WHAT THE TASK REQUIRES
Reproduce the full set of records that follow, exactly as shown.

THE INPUT
◆ ◆ ◆ ◆ ◆ ◆ ◆
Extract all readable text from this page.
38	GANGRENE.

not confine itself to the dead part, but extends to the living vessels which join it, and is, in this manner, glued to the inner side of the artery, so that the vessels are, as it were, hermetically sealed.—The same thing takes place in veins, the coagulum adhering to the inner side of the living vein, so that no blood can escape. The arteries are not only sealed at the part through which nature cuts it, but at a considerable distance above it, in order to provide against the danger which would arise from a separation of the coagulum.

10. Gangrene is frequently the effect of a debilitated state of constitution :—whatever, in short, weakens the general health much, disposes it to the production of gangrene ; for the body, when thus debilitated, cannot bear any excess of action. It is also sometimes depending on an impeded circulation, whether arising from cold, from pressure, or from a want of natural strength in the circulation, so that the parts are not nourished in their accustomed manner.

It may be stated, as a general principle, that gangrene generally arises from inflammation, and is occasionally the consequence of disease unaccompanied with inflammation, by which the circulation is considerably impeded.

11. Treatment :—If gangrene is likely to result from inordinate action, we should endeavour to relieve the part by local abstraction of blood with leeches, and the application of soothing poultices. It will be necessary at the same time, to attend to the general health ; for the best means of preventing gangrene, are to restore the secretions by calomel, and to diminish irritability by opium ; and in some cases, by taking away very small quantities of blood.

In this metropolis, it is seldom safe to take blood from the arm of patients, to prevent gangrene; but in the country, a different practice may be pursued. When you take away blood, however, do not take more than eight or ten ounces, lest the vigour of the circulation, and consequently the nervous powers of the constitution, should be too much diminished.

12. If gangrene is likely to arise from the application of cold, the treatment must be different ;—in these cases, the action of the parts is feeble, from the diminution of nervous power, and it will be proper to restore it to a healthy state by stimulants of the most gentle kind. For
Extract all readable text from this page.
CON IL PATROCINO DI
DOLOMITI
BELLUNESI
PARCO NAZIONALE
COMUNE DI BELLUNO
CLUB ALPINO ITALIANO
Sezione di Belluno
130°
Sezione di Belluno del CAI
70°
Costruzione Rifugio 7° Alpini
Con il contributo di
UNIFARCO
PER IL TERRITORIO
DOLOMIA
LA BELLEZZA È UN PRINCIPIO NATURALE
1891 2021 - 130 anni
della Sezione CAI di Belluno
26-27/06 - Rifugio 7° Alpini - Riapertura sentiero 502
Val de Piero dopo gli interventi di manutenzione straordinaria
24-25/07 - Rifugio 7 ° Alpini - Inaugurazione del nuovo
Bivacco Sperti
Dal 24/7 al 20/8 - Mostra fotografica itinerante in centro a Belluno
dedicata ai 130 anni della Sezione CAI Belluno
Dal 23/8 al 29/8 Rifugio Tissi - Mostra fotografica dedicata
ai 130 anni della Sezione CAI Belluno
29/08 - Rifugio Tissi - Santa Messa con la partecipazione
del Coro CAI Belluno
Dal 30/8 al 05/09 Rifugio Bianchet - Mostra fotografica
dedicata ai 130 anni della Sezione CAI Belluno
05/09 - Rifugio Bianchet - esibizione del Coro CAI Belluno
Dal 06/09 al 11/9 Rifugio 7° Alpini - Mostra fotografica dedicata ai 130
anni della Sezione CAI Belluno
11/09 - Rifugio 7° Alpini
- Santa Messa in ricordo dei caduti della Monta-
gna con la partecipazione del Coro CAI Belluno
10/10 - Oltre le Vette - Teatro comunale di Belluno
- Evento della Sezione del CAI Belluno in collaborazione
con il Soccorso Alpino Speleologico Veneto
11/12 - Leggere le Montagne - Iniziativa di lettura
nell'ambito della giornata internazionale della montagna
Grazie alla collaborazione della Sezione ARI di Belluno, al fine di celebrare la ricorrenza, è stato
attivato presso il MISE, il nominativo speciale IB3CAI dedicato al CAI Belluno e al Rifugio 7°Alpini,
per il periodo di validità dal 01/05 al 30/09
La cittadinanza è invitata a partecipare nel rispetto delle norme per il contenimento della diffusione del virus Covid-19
◆ ◆ ◆ ◆ ◆ ◆ ◆
RESPONSE TO THE EXERCISE
Extract all readable text from this page.
38	GANGRENE.

not confine itself to the dead part, but extends to the living vessels which join it, and is, in this manner, glued to the inner side of the artery, so that the vessels are, as it were, hermetically sealed.—The same thing takes place in veins, the coagulum adhering to the inner side of the living vein, so that no blood can escape. The arteries are not only sealed at the part through which nature cuts it, but at a considerable distance above it, in order to provide against the danger which would arise from a separation of the coagulum.

10. Gangrene is frequently the effect of a debilitated state of constitution :—whatever, in short, weakens the general health much, disposes it to the production of gangrene ; for the body, when thus debilitated, cannot bear any excess of action. It is also sometimes depending on an impeded circulation, whether arising from cold, from pressure, or from a want of natural strength in the circulation, so that the parts are not nourished in their accustomed manner.

It may be stated, as a general principle, that gangrene generally arises from inflammation, and is occasionally the consequence of disease unaccompanied with inflammation, by which the circulation is considerably impeded.

11. Treatment :—If gangrene is likely to result from inordinate action, we should endeavour to relieve the part by local abstraction of blood with leeches, and the application of soothing poultices. It will be necessary at the same time, to attend to the general health ; for the best means of preventing gangrene, are to restore the secretions by calomel, and to diminish irritability by opium ; and in some cases, by taking away very small quantities of blood.

In this metropolis, it is seldom safe to take blood from the arm of patients, to prevent gangrene; but in the country, a different practice may be pursued. When you take away blood, however, do not take more than eight or ten ounces, lest the vigour of the circulation, and consequently the nervous powers of the constitution, should be too much diminished.

12. If gangrene is likely to arise from the application of cold, the treatment must be different ;—in these cases, the action of the parts is feeble, from the diminution of nervous power, and it will be proper to restore it to a healthy state by stimulants of the most gentle kind. For
Extract all readable text from this page.
CON IL PATROCINO DI
DOLOMITI
BELLUNESI
PARCO NAZIONALE
COMUNE DI BELLUNO
CLUB ALPINO ITALIANO
Sezione di Belluno
130°
Sezione di Belluno del CAI
70°
Costruzione Rifugio 7° Alpini
Con il contributo di
UNIFARCO
PER IL TERRITORIO
DOLOMIA
LA BELLEZZA È UN PRINCIPIO NATURALE
1891 2021 - 130 anni
della Sezione CAI di Belluno
26-27/06 - Rifugio 7° Alpini - Riapertura sentiero 502
Val de Piero dopo gli interventi di manutenzione straordinaria
24-25/07 - Rifugio 7 ° Alpini - Inaugurazione del nuovo
Bivacco Sperti
Dal 24/7 al 20/8 - Mostra fotografica itinerante in centro a Belluno
dedicata ai 130 anni della Sezione CAI Belluno
Dal 23/8 al 29/8 Rifugio Tissi - Mostra fotografica dedicata
ai 130 anni della Sezione CAI Belluno
29/08 - Rifugio Tissi - Santa Messa con la partecipazione
del Coro CAI Belluno
Dal 30/8 al 05/09 Rifugio Bianchet - Mostra fotografica
dedicata ai 130 anni della Sezione CAI Belluno
05/09 - Rifugio Bianchet - esibizione del Coro CAI Belluno
Dal 06/09 al 11/9 Rifugio 7° Alpini - Mostra fotografica dedicata ai 130
anni della Sezione CAI Belluno
11/09 - Rifugio 7° Alpini
- Santa Messa in ricordo dei caduti della Monta-
gna con la partecipazione del Coro CAI Belluno
10/10 - Oltre le Vette - Teatro comunale di Belluno
- Evento della Sezione del CAI Belluno in collaborazione
con il Soccorso Alpino Speleologico Veneto
11/12 - Leggere le Montagne - Iniziativa di lettura
nell'ambito della giornata internazionale della montagna
Grazie alla collaborazione della Sezione ARI di Belluno, al fine di celebrare la ricorrenza, è stato
attivato presso il MISE, il nominativo speciale IB3CAI dedicato al CAI Belluno e al Rifugio 7°Alpini,
per il periodo di validità dal 01/05 al 30/09
La cittadinanza è invitata a partecipare nel rispetto delle norme per il contenimento della diffusione del virus Covid-19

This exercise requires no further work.